EXERCISE DESCRIPTION » Turn every line of the rows below into a numbered list, skipping blank lines. Leave the pictures out of your answer.

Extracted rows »
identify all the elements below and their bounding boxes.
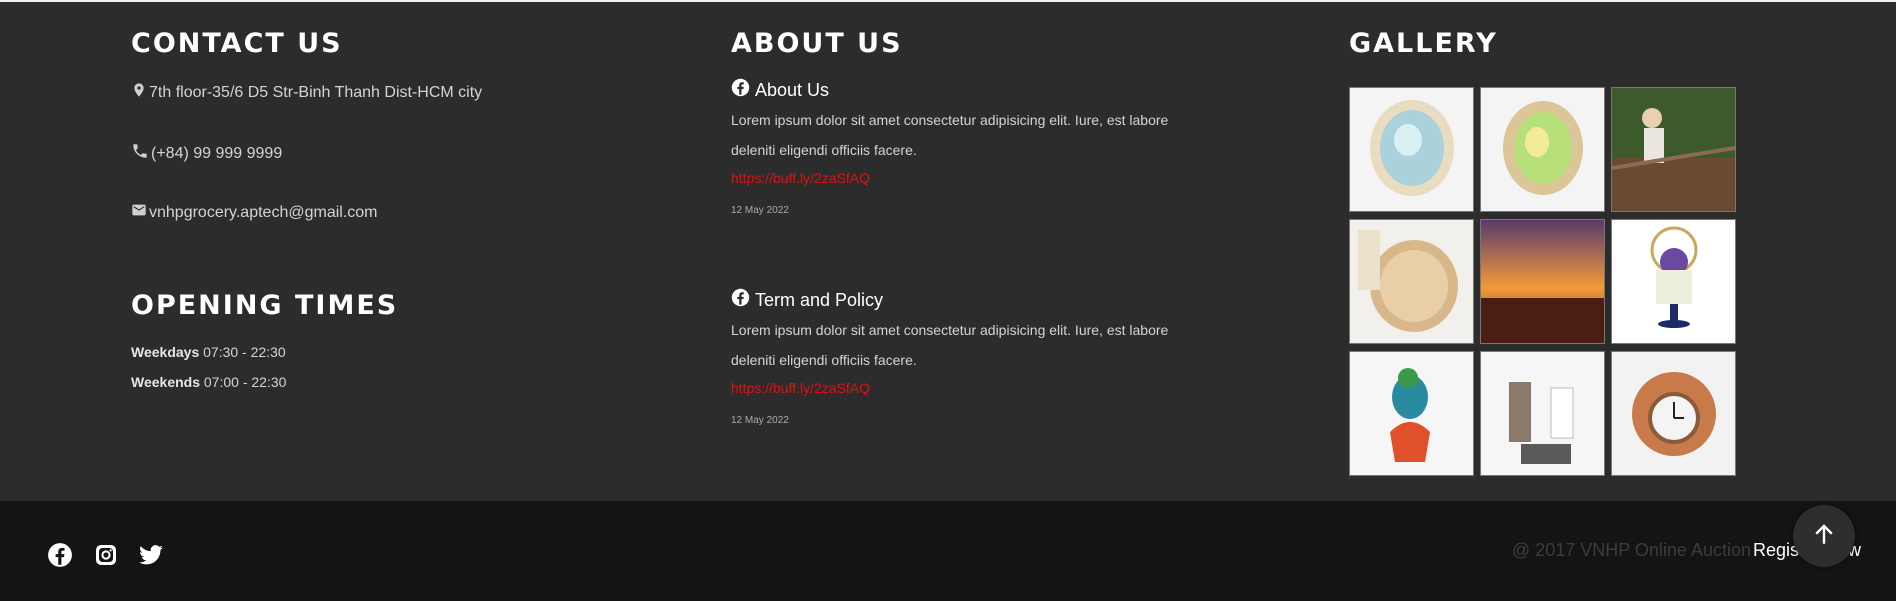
gallery-heading: GALLERY — [1349, 28, 1498, 59]
post-title-text: About Us — [755, 79, 830, 100]
post-date: 12 May 2022 — [731, 205, 789, 216]
hours-weekends: Weekends 07:00 - 22:30 — [131, 374, 286, 390]
gallery-grid — [1349, 87, 1736, 476]
contact-email: vnhpgrocery.aptech@gmail.com — [131, 202, 378, 223]
email-text: vnhpgrocery.aptech@gmail.com — [149, 203, 378, 221]
contact-address: 7th floor-35/6 D5 Str-Binh Thanh Dist-HC… — [131, 82, 482, 103]
hours-time: 07:30 - 22:30 — [203, 344, 286, 360]
opening-heading: OPENING TIMES — [131, 290, 399, 321]
contact-phone: (+84) 99 999 9999 — [131, 142, 282, 165]
gallery-image-aquamarine-ring[interactable] — [1349, 87, 1474, 212]
gallery-image-morganite-ring[interactable] — [1349, 219, 1474, 344]
gallery-image-musician-figurines[interactable] — [1480, 351, 1605, 476]
arrow-up-icon — [1811, 521, 1837, 552]
twitter-icon[interactable] — [136, 540, 166, 570]
post-title-about[interactable]: About Us — [731, 78, 829, 102]
gallery-image-bird-figurine[interactable] — [1349, 351, 1474, 476]
map-pin-icon — [131, 82, 147, 103]
facebook-icon — [731, 78, 750, 102]
gallery-image-woman-on-bridge[interactable] — [1611, 87, 1736, 212]
mail-icon — [131, 202, 147, 223]
hours-time: 07:00 - 22:30 — [203, 374, 287, 390]
back-to-top-button[interactable] — [1793, 505, 1855, 567]
gallery-image-flower-basket-egg[interactable] — [1611, 219, 1736, 344]
hours-label: Weekends — [131, 374, 200, 390]
facebook-icon[interactable] — [45, 540, 75, 570]
post-link[interactable]: https://buff.ly/2zaSfAQ — [731, 380, 870, 396]
post-body: Lorem ipsum dolor sit amet consectetur a… — [731, 112, 1169, 158]
contact-heading: CONTACT US — [131, 28, 343, 59]
facebook-icon — [731, 288, 750, 312]
copyright-text: @ 2017 VNHP Online Auction — [1511, 540, 1751, 560]
post-title-text: Term and Policy — [755, 289, 884, 310]
about-heading: ABOUT US — [731, 28, 903, 59]
address-text: 7th floor-35/6 D5 Str-Binh Thanh Dist-HC… — [149, 83, 483, 101]
phone-icon — [131, 142, 149, 165]
post-body: Lorem ipsum dolor sit amet consectetur a… — [731, 322, 1169, 368]
gallery-image-opal-ring[interactable] — [1480, 87, 1605, 212]
phone-text: (+84) 99 999 9999 — [151, 144, 283, 162]
hours-label: Weekdays — [131, 344, 200, 360]
post-title-terms[interactable]: Term and Policy — [731, 288, 883, 312]
post-link[interactable]: https://buff.ly/2zaSfAQ — [731, 170, 870, 186]
instagram-icon[interactable] — [91, 540, 121, 570]
hours-weekdays: Weekdays 07:30 - 22:30 — [131, 344, 286, 360]
post-date: 12 May 2022 — [731, 415, 789, 426]
gallery-image-diving-helmet-clock[interactable] — [1611, 351, 1736, 476]
gallery-image-sunset-field[interactable] — [1480, 219, 1605, 344]
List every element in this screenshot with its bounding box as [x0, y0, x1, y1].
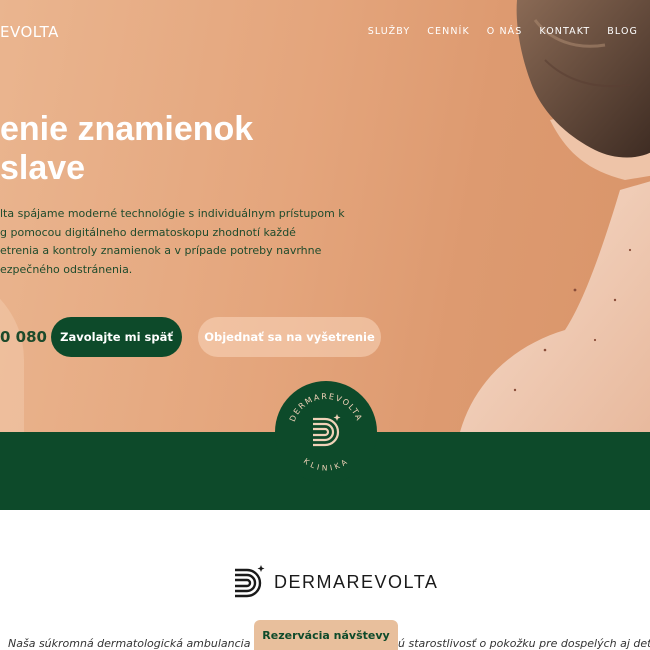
- reservation-button[interactable]: Rezervácia návštevy: [254, 620, 398, 650]
- hero-woman-photo: [460, 0, 650, 432]
- nav-item-blog[interactable]: BLOG: [607, 26, 638, 37]
- hero-lead-line-1: lta spájame moderné technológie s indivi…: [0, 207, 345, 220]
- brand-name: DERMAREVOLTA: [274, 571, 439, 592]
- hero-decorative-arc: [0, 270, 24, 432]
- book-exam-button[interactable]: Objednať sa na vyšetrenie: [198, 317, 381, 357]
- hero-section: EVOLTA SLUŽBY CENNÍK O NÁS KONTAKT BLOG …: [0, 0, 650, 432]
- call-back-button[interactable]: Zavolajte mi späť: [51, 317, 182, 357]
- hero-lead-line-3: etrenia a kontroly znamienok a v prípade…: [0, 244, 322, 257]
- nav-item-kontakt[interactable]: KONTAKT: [539, 26, 590, 37]
- nav-item-sluzby[interactable]: SLUŽBY: [368, 26, 411, 37]
- intro-text-left: Naša súkromná dermatologická ambulancia …: [8, 637, 272, 650]
- hero-title-line-2: slave: [0, 149, 86, 187]
- hero-lead-text: lta spájame moderné technológie s indivi…: [0, 205, 360, 279]
- hero-title: enie znamienok slave: [0, 110, 253, 188]
- hero-title-line-1: enie znamienok: [0, 110, 254, 148]
- clinic-badge: DERMAREVOLTA KLINIKA: [275, 381, 377, 483]
- phone-number-link[interactable]: 0 080: [0, 328, 47, 346]
- header-logo[interactable]: EVOLTA: [0, 23, 59, 41]
- nav-item-o-nas[interactable]: O NÁS: [487, 26, 523, 37]
- hero-lead-line-2: g pomocou digitálneho dermatoskopu zhodn…: [0, 225, 296, 239]
- intro-text-right: ú starostlivosť o pokožku pre dospelých …: [398, 637, 650, 650]
- brand-logo: DERMAREVOLTA: [233, 564, 438, 600]
- hero-lead-line-4: ezpečného odstránenia.: [0, 262, 133, 276]
- main-nav: SLUŽBY CENNÍK O NÁS KONTAKT BLOG: [368, 26, 638, 37]
- nav-item-cennik[interactable]: CENNÍK: [427, 26, 469, 37]
- brand-mark-icon: [235, 565, 265, 598]
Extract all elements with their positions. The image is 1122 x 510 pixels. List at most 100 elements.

EXERCISE OUTPUT »
1. identify all the elements below and their bounding boxes.
2. gallery-heading: GALLERY — [1349, 28, 1498, 59]
3. post-title-text: About Us — [755, 79, 830, 100]
4. post-date: 12 May 2022 — [731, 205, 789, 216]
5. hours-weekends: Weekends 07:00 - 22:30 — [131, 374, 286, 390]
6. gallery-grid — [1349, 87, 1736, 476]
7. contact-email: vnhpgrocery.aptech@gmail.com — [131, 202, 378, 223]
8. email-text: vnhpgrocery.aptech@gmail.com — [149, 203, 378, 221]
9. contact-address: 7th floor-35/6 D5 Str-Binh Thanh Dist-HC… — [131, 82, 482, 103]
10. hours-time: 07:30 - 22:30 — [203, 344, 286, 360]
11. opening-heading: OPENING TIMES — [131, 290, 399, 321]
12. contact-phone: (+84) 99 999 9999 — [131, 142, 282, 165]
13. gallery-image-aquamarine-ring[interactable] — [1349, 87, 1474, 212]
14. gallery-image-morganite-ring[interactable] — [1349, 219, 1474, 344]
15. gallery-image-musician-figurines[interactable] — [1480, 351, 1605, 476]
16. arrow-up-icon — [1811, 521, 1837, 552]
17. twitter-icon[interactable] — [136, 540, 166, 570]
18. post-title-about[interactable]: About Us — [731, 78, 829, 102]
19. gallery-image-bird-figurine[interactable] — [1349, 351, 1474, 476]
20. map-pin-icon — [131, 82, 147, 103]
21. facebook-icon — [731, 78, 750, 102]
22. gallery-image-woman-on-bridge[interactable] — [1611, 87, 1736, 212]
23. mail-icon — [131, 202, 147, 223]
24. hours-time: 07:00 - 22:30 — [203, 374, 287, 390]
25. back-to-top-button[interactable] — [1793, 505, 1855, 567]
26. gallery-image-flower-basket-egg[interactable] — [1611, 219, 1736, 344]
27. hours-label: Weekends — [131, 374, 200, 390]
28. facebook-icon[interactable] — [45, 540, 75, 570]
29. post-link[interactable]: https://buff.ly/2zaSfAQ — [731, 380, 870, 396]
30. post-body: Lorem ipsum dolor sit amet consectetur a… — [731, 112, 1169, 158]
31. contact-heading: CONTACT US — [131, 28, 343, 59]
32. facebook-icon — [731, 288, 750, 312]
33. copyright-text: @ 2017 VNHP Online Auction — [1511, 540, 1751, 560]
34. post-title-text: Term and Policy — [755, 289, 884, 310]
35. about-heading: ABOUT US — [731, 28, 903, 59]
36. address-text: 7th floor-35/6 D5 Str-Binh Thanh Dist-HC… — [149, 83, 483, 101]
37. phone-icon — [131, 142, 149, 165]
38. post-body: Lorem ipsum dolor sit amet consectetur a… — [731, 322, 1169, 368]
39. gallery-image-opal-ring[interactable] — [1480, 87, 1605, 212]
40. phone-text: (+84) 99 999 9999 — [151, 144, 283, 162]
41. hours-label: Weekdays — [131, 344, 200, 360]
42. post-title-terms[interactable]: Term and Policy — [731, 288, 883, 312]
43. post-link[interactable]: https://buff.ly/2zaSfAQ — [731, 170, 870, 186]
44. instagram-icon[interactable] — [91, 540, 121, 570]
45. hours-weekdays: Weekdays 07:30 - 22:30 — [131, 344, 286, 360]
46. post-date: 12 May 2022 — [731, 415, 789, 426]
47. gallery-image-diving-helmet-clock[interactable] — [1611, 351, 1736, 476]
48. gallery-image-sunset-field[interactable] — [1480, 219, 1605, 344]
49. List every element in this screenshot with its bounding box as [x0, y0, x1, y1].
50. - reservation-button[interactable]: Rezervácia návštevy: [254, 620, 398, 650]
51. - hero-woman-photo: [460, 0, 650, 432]
52. - nav-item-blog[interactable]: BLOG: [607, 26, 638, 37]
53. - hero-lead-line-1: lta spájame moderné technológie s indivi…: [0, 207, 345, 220]
54. - brand-name: DERMAREVOLTA: [274, 571, 439, 592]
55. - hero-decorative-arc: [0, 270, 24, 432]
56. - book-exam-button[interactable]: Objednať sa na vyšetrenie: [198, 317, 381, 357]
57. - hero-section: EVOLTA SLUŽBY CENNÍK O NÁS KONTAKT BLOG …: [0, 0, 650, 432]
58. - call-back-button[interactable]: Zavolajte mi späť: [51, 317, 182, 357]
59. - hero-lead-line-3: etrenia a kontroly znamienok a v prípade…: [0, 244, 322, 257]
60. - nav-item-kontakt[interactable]: KONTAKT: [539, 26, 590, 37]
61. - nav-item-sluzby[interactable]: SLUŽBY: [368, 26, 411, 37]
62. - intro-text-left: Naša súkromná dermatologická ambulancia …: [8, 637, 272, 650]
63. - hero-title-line-2: slave: [0, 149, 86, 187]
64. - hero-lead-text: lta spájame moderné technológie s indivi…: [0, 205, 360, 279]
65. - hero-title: enie znamienok slave: [0, 110, 253, 188]
66. - hero-title-line-1: enie znamienok: [0, 110, 254, 148]
67. - clinic-badge: DERMAREVOLTA KLINIKA: [275, 381, 377, 483]
68. - phone-number-link[interactable]: 0 080: [0, 328, 47, 346]
69. - header-logo[interactable]: EVOLTA: [0, 23, 59, 41]
70. - nav-item-o-nas[interactable]: O NÁS: [487, 26, 523, 37]
71. - hero-lead-line-2: g pomocou digitálneho dermatoskopu zhodn…: [0, 225, 296, 239]
72. - intro-text-right: ú starostlivosť o pokožku pre dospelých …: [398, 637, 650, 650]
73. - brand-logo: DERMAREVOLTA: [233, 564, 438, 600]
74. - hero-lead-line-4: ezpečného odstránenia.: [0, 262, 133, 276]
75. - main-nav: SLUŽBY CENNÍK O NÁS KONTAKT BLOG: [368, 26, 638, 37]
76. - nav-item-cennik[interactable]: CENNÍK: [427, 26, 469, 37]
77. - brand-mark-icon: [235, 565, 265, 598]
78. Extract all elements with their positions. The image is 1122 x 510 pixels. List at most 100 elements.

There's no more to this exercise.